Extracted data entries

════════

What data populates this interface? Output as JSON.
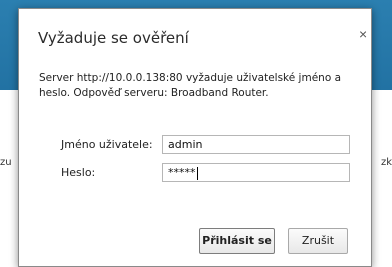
{
  "background": {
    "left_text": "zu",
    "right_text": "zk"
  },
  "dialog": {
    "title": "Vyžaduje se ověření",
    "close_glyph": "×",
    "message": "Server http://10.0.0.138:80 vyžaduje uživatelské jméno a heslo. Odpověď serveru: Broadband Router.",
    "username_label": "Jméno uživatele:",
    "username_value": "admin",
    "password_label": "Heslo:",
    "password_masked": "*****",
    "login_button": "Přihlásit se",
    "cancel_button": "Zrušit"
  },
  "colors": {
    "band": "#2b7fb0",
    "dialog_bg": "#ffffff"
  }
}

════════

**GOAL OF THE EXERCISE**
Every line of the data above should be quoted exactly. Omit the pictures.

**WRITTEN ANSWER**
What data populates this interface? Output as JSON.
{
  "background": {
    "left_text": "zu",
    "right_text": "zk"
  },
  "dialog": {
    "title": "Vyžaduje se ověření",
    "close_glyph": "×",
    "message": "Server http://10.0.0.138:80 vyžaduje uživatelské jméno a heslo. Odpověď serveru: Broadband Router.",
    "username_label": "Jméno uživatele:",
    "username_value": "admin",
    "password_label": "Heslo:",
    "password_masked": "*****",
    "login_button": "Přihlásit se",
    "cancel_button": "Zrušit"
  },
  "colors": {
    "band": "#2b7fb0",
    "dialog_bg": "#ffffff"
  }
}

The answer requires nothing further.